Extract to read:

-.-.-

Saturday, October 20, 2012

Law made it illegal to capture, kill alligators

Law made it illegal to capture, kill alligators

by YAHOO, houmatoday.com
October 20th 2012 1:25 AM

Well more than a century ago, around 1900, coastal Louisiana residents began to take action toward maintaining the balance of nature, recognizing that without natural predators, muskrat populations exploded, to the detriment of crops and levees.

"Alligator Versus Muskrat," an article published in Louisiana Planter and Sugar Manufacturer in 1908 told why a law against the capture and killing of alligators passed in Plaquemine Parish some 10 years earlier. It was likely to be followed by a similar state law.

The Plaquemine law, the article says, "would have made the persecuted Saurians of the Lower Coast smile with happiness," if it had been respected and enforced.

"Now Representative Welsh, of Calcasieu Parish, has made alligator protection a Statewide matter. ... This law ought to, and probably will, be passed before the fast approaching adjournment of the present session of our State Legislature."

-.-.-

Given exercise 1: Reproduce the passage of the alligator article between "Well more than" and "similar state law.", inclusive.
Given exercise 2: Decide whether each statement agrees with the alligator article, answering yes or no and quoting the words of the article that settle it: (a) The piece "Alligator Versus Muskrat" appeared in 1908. (b) Representative Welsh came from Plaquemine Parish. (c) Coastal residents observed that muskrat numbers declined in the absence of natural predators.
Given exercise 3: Extend the alligator article with the passage that would come after its final sentence.
The entries that follow come from a separate source and are not part of the alligator article.

Stored records:
-.-.-

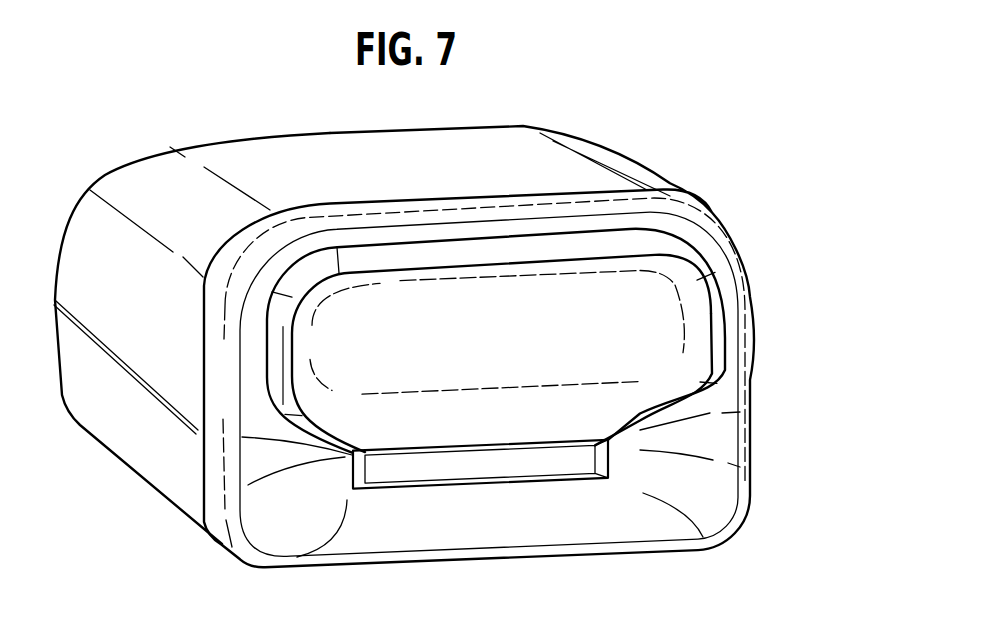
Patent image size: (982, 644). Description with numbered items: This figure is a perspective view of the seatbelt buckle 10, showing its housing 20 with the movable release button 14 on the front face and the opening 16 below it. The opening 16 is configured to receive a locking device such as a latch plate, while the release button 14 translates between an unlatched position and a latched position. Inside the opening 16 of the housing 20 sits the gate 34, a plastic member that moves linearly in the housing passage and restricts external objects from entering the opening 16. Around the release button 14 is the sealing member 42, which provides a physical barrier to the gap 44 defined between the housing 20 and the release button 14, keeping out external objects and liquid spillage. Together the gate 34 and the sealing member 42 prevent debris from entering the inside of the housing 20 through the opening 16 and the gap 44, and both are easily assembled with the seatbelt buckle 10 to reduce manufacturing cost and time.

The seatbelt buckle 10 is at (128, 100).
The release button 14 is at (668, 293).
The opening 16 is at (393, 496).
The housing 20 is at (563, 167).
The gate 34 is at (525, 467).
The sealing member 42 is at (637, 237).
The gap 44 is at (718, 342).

-.-.-

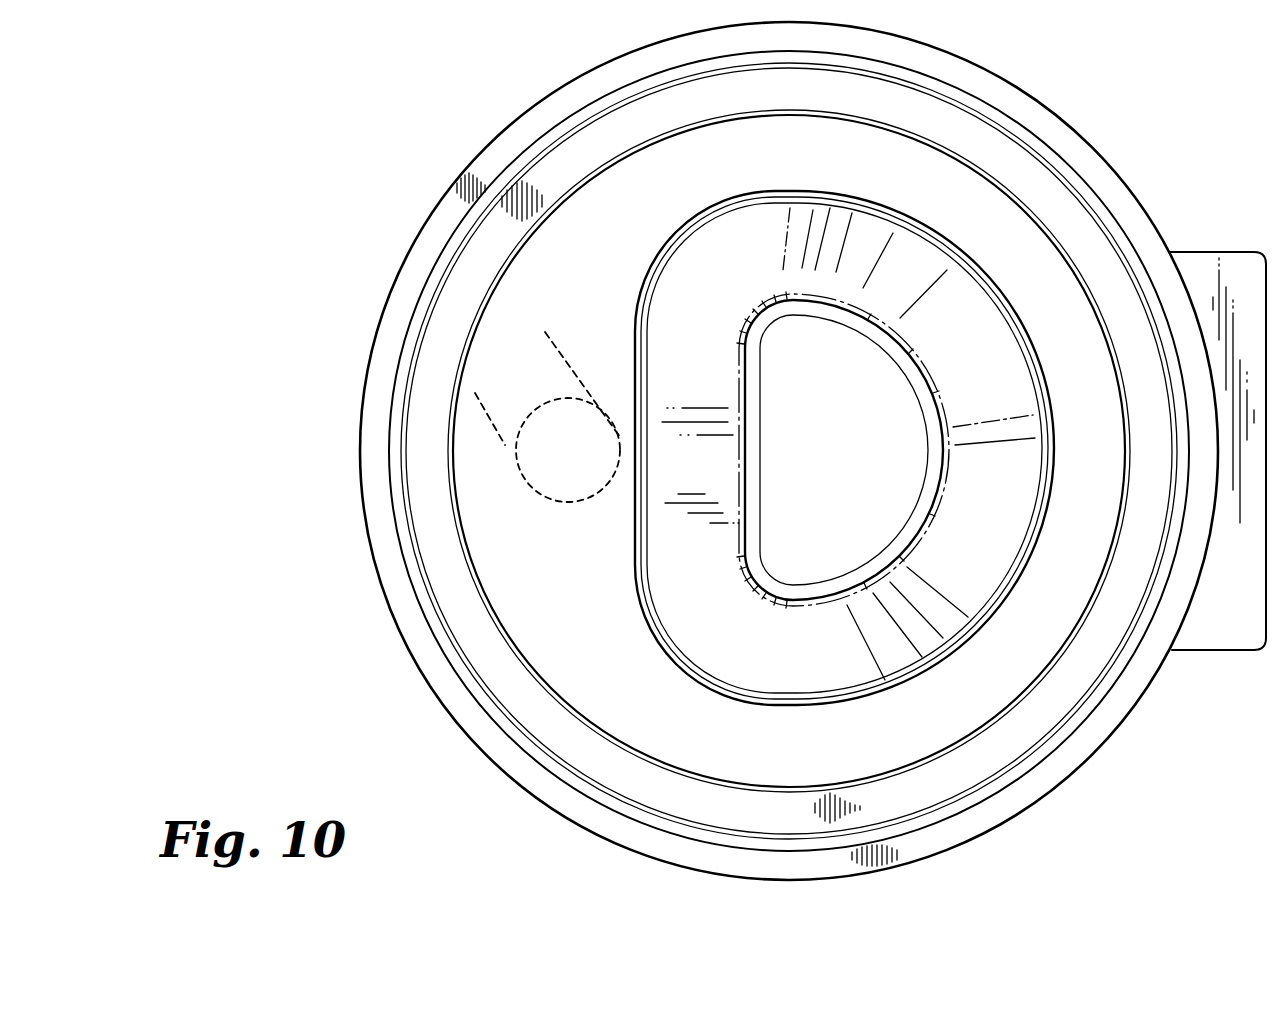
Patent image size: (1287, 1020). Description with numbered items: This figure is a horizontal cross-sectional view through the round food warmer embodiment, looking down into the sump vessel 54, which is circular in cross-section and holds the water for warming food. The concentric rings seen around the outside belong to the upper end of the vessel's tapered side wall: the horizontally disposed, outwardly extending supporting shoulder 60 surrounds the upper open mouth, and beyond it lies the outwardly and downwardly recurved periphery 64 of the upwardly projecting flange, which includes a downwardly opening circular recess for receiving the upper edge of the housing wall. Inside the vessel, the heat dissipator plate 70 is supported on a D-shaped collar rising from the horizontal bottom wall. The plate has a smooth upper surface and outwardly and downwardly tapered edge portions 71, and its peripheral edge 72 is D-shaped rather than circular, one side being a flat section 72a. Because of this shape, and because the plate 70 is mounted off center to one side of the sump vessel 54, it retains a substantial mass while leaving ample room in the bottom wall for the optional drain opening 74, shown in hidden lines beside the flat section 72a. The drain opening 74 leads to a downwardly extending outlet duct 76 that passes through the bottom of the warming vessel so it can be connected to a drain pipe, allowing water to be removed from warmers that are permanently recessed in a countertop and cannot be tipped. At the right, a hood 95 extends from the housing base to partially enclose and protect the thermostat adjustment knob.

-.-.-

Final result 1:
Well more than a century ago, around 1900, coastal Louisiana residents began to take action toward maintaining the balance of nature, recognizing that without natural predators, muskrat populations exploded, to the detriment of crops and levees.

"Alligator Versus Muskrat," an article published in Louisiana Planter and Sugar Manufacturer in 1908 told why a law against the capture and killing of alligators passed in Plaquemine Parish some 10 years earlier. It was likely to be followed by a similar state law.

Final result 2:
(a) Yes: "an article published in Louisiana Planter and Sugar Manufacturer in 1908"
(b) No: "Representative Welsh, of Calcasieu Parish"
(c) No: "without natural predators, muskrat populations exploded"

Final result 3:
The reasons for defending "our harmless and peace-loving Louisiana alligator are founded on desires and intents to preserve the local balance of predatory animal life. Within the years of this living generation of men the alligators of Louisiana and Florida have been almost exterminated by hordes of hide hunters on account of the high and steadily rising market value of their scaly skins."

The "recent decrease of our alligators has been followed by a correlative increase in the swarming millions of muskrats that inhabit our marshes, infest our rice fields and depredate to a considerable extent our cane fields located in reclaimed swamp lands.

"And, worst of all, the enormously augmented supply of muskrats increases the menace from these vermin to the safety of our Mississippi River levees in seasons of high vernal and summer floods."

The muskrat explosion, the article reasoned, "betokens that these rodents of the marshes must have always formed an important part of the Saurian's bill of fare."

Adult muskrats, "although slow and clumsy ashore, are as nimble as fish in the water. The muskrat villages are usually placed in the most treacherous part of the "trembling marsh," inaccessible to man, but easily accessible to alligators.

"Conjecture alone may suggest how many fat and juicy young muskrats might be consumed in a breeding season by one good and healthy alligator comfortably holed in the midst of an average-sized muskrat village. Alligator hunters usually find the muskrat marshes the best alligator marshes."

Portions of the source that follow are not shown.